• _Instructions to follow_
Exclude the pictures and retype the entries as written.

• _Collected data_
-=-=-
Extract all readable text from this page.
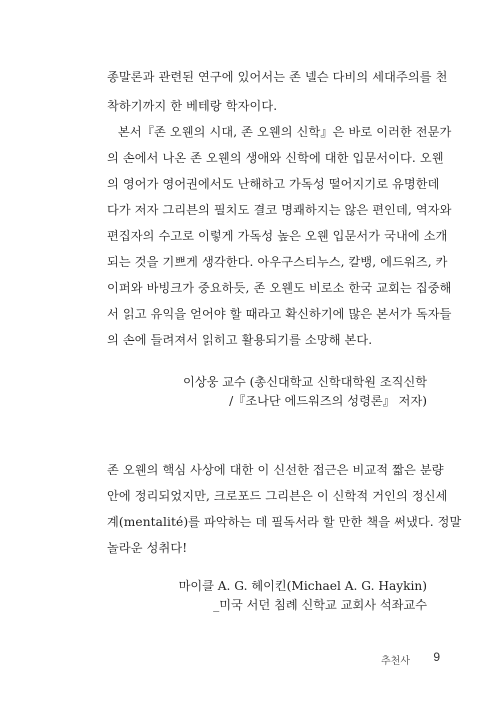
종말론과 관련된 연구에 있어서는 존 넬슨 다비의 세대주의를 천
착하기까지 한 베테랑 학자이다.
본서『존 오웬의 시대, 존 오웬의 신학』은 바로 이러한 전문가
의 손에서 나온 존 오웬의 생애와 신학에 대한 입문서이다. 오웬
의 영어가 영어권에서도 난해하고 가독성 떨어지기로 유명한데
다가 저자 그리븐의 필치도 결코 명쾌하지는 않은 편인데, 역자와
편집자의 수고로 이렇게 가독성 높은 오웬 입문서가 국내에 소개
되는 것을 기쁘게 생각한다. 아우구스티누스, 칼뱅, 에드워즈, 카
이퍼와 바빙크가 중요하듯, 존 오웬도 비로소 한국 교회는 집중해
서 읽고 유익을 얻어야 할 때라고 확신하기에 많은 본서가 독자들
의 손에 들려져서 읽히고 활용되기를 소망해 본다.
이상웅 교수 (총신대학교 신학대학원 조직신학
/『조나단 에드워즈의 성령론』 저자)
존 오웬의 핵심 사상에 대한 이 신선한 접근은 비교적 짧은 분량
안에 정리되었지만, 크로포드 그리븐은 이 신학적 거인의 정신세
계(mentalité)를 파악하는 데 필독서라 할 만한 책을 써냈다. 정말
놀라운 성취다!
마이클 A. G. 헤이킨(Michael A. G. Haykin)
_미국 서던 침례 신학교 교회사 석좌교수
추천사 9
-=-=-
• _Result of this task_
Extract all readable text from this page.
종말론과 관련된 연구에 있어서는 존 넬슨 다비의 세대주의를 천
착하기까지 한 베테랑 학자이다.
본서『존 오웬의 시대, 존 오웬의 신학』은 바로 이러한 전문가
의 손에서 나온 존 오웬의 생애와 신학에 대한 입문서이다. 오웬
의 영어가 영어권에서도 난해하고 가독성 떨어지기로 유명한데
다가 저자 그리븐의 필치도 결코 명쾌하지는 않은 편인데, 역자와
편집자의 수고로 이렇게 가독성 높은 오웬 입문서가 국내에 소개
되는 것을 기쁘게 생각한다. 아우구스티누스, 칼뱅, 에드워즈, 카
이퍼와 바빙크가 중요하듯, 존 오웬도 비로소 한국 교회는 집중해
서 읽고 유익을 얻어야 할 때라고 확신하기에 많은 본서가 독자들
의 손에 들려져서 읽히고 활용되기를 소망해 본다.
이상웅 교수 (총신대학교 신학대학원 조직신학
/『조나단 에드워즈의 성령론』 저자)
존 오웬의 핵심 사상에 대한 이 신선한 접근은 비교적 짧은 분량
안에 정리되었지만, 크로포드 그리븐은 이 신학적 거인의 정신세
계(mentalité)를 파악하는 데 필독서라 할 만한 책을 써냈다. 정말
놀라운 성취다!
마이클 A. G. 헤이킨(Michael A. G. Haykin)
_미국 서던 침례 신학교 교회사 석좌교수
추천사 9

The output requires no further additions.